──────── Data supplied
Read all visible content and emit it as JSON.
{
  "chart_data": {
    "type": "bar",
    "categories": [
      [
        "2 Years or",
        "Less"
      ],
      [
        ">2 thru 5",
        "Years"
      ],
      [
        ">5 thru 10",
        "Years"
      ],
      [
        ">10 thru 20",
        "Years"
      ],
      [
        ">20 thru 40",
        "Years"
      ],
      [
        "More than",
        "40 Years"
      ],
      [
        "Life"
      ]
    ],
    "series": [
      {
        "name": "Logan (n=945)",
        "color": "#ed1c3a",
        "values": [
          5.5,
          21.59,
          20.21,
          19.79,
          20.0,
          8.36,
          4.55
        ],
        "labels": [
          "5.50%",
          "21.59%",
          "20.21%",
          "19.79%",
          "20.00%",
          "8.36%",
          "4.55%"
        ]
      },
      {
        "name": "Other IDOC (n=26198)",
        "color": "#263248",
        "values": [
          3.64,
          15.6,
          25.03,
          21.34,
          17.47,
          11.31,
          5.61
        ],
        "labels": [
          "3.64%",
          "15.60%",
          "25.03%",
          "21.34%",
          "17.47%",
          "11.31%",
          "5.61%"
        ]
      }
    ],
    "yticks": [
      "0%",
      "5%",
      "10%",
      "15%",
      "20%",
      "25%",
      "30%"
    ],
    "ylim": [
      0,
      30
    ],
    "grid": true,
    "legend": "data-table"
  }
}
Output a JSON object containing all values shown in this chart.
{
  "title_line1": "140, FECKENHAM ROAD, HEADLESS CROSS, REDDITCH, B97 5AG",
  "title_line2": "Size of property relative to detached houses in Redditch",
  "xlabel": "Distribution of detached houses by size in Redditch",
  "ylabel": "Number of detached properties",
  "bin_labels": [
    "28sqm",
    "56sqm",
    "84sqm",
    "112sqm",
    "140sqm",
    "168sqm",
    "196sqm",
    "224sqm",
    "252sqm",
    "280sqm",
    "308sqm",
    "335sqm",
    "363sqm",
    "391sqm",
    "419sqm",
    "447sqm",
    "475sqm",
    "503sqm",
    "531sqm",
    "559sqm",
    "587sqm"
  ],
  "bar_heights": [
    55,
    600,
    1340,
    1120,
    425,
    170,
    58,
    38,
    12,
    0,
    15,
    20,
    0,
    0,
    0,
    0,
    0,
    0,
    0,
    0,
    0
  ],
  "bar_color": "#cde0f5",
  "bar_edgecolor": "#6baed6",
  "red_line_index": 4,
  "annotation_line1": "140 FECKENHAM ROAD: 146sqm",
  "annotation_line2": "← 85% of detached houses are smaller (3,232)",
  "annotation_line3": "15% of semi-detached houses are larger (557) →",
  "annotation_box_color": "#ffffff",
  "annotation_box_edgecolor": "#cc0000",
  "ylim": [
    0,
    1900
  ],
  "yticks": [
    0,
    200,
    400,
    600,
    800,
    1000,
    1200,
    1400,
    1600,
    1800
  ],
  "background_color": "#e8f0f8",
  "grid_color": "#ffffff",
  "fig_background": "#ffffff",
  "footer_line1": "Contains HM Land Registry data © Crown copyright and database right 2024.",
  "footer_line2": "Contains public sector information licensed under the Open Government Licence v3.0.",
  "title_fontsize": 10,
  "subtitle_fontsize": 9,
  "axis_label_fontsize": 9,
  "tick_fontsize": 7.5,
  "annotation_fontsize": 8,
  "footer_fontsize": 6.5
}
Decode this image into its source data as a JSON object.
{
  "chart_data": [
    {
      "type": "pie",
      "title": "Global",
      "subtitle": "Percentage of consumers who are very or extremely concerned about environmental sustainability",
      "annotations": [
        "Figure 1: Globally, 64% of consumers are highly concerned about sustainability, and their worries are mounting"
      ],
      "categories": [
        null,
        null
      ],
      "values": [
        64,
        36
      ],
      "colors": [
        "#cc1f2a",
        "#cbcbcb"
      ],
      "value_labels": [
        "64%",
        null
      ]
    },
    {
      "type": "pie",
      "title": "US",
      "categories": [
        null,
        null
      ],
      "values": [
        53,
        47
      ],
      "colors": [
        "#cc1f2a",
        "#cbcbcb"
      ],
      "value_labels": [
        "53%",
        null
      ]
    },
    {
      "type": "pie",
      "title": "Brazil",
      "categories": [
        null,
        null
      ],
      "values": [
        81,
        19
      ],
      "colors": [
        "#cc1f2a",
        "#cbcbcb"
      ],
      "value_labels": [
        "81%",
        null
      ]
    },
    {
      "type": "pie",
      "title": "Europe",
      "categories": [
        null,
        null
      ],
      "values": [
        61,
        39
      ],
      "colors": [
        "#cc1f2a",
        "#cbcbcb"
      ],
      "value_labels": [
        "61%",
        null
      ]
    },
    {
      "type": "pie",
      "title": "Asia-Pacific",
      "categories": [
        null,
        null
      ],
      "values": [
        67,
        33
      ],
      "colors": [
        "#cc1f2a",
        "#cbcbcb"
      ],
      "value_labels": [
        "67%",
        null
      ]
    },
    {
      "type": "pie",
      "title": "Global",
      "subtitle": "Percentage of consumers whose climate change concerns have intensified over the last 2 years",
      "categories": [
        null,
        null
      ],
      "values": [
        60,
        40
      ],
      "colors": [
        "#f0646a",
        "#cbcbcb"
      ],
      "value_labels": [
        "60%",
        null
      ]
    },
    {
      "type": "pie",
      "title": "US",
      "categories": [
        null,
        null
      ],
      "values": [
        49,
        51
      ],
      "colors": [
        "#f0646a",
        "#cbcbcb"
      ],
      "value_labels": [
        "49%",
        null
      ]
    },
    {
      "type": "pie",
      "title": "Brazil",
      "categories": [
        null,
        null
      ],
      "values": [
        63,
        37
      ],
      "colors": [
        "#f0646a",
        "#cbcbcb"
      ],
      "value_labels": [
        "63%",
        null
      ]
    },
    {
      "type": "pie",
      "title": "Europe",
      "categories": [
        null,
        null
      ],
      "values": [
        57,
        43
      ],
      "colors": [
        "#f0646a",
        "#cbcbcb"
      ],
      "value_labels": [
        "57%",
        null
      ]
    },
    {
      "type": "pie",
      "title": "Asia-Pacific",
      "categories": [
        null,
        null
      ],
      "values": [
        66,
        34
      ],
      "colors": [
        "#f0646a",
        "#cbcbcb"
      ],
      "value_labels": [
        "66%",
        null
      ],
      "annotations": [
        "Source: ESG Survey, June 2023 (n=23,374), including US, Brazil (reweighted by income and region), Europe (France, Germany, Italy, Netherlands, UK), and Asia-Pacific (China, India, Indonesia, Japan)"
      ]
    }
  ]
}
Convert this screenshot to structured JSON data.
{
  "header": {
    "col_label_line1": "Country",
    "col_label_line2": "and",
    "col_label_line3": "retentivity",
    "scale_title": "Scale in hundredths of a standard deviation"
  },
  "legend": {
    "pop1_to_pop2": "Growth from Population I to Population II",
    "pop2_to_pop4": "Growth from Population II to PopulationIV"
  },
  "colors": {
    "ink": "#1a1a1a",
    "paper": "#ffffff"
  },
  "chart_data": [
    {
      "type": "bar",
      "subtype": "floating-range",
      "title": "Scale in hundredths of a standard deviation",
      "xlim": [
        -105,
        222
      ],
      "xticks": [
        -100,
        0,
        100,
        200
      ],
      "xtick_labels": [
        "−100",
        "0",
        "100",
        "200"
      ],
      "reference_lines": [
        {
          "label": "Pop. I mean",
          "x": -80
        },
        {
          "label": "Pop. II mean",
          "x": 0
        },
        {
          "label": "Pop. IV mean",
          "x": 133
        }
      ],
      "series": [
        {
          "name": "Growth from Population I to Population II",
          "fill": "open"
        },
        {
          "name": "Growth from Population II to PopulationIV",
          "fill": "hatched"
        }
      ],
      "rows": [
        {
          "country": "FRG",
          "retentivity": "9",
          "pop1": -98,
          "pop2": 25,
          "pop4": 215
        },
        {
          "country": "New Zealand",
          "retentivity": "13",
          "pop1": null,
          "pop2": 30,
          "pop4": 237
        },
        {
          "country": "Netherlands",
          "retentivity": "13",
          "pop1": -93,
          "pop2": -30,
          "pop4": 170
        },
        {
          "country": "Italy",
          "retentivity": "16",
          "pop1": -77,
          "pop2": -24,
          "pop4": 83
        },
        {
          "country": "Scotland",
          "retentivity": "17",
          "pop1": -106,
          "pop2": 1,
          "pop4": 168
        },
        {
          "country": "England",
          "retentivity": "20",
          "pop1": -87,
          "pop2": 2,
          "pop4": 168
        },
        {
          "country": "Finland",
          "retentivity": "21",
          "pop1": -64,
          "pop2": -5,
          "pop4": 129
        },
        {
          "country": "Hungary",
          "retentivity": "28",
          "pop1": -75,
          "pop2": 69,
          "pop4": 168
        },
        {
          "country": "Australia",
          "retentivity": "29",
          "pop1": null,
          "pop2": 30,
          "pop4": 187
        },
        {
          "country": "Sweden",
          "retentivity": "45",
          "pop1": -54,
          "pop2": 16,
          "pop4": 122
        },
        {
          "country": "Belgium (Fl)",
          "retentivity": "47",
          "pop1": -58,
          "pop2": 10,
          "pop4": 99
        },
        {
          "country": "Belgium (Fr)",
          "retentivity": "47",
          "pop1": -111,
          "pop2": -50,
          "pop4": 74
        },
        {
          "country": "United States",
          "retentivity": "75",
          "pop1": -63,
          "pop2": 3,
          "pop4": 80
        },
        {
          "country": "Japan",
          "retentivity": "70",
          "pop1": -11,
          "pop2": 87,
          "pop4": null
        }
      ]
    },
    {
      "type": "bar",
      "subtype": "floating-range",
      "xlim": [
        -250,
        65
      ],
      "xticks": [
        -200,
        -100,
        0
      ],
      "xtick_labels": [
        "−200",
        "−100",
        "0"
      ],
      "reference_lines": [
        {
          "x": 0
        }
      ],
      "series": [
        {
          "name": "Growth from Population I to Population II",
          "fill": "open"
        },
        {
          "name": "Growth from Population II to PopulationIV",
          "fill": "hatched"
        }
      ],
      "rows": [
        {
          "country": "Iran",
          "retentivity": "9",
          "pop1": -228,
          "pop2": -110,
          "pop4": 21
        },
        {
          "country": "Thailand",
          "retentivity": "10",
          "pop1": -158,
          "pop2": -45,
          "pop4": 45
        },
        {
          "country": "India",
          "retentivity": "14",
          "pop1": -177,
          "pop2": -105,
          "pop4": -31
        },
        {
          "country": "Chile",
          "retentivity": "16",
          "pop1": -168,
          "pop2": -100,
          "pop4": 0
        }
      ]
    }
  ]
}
────────────────
* _Objective_: How many lines in the records above contain the word "Percentage"? Reply with the number alone.

* _Answer in full_: 2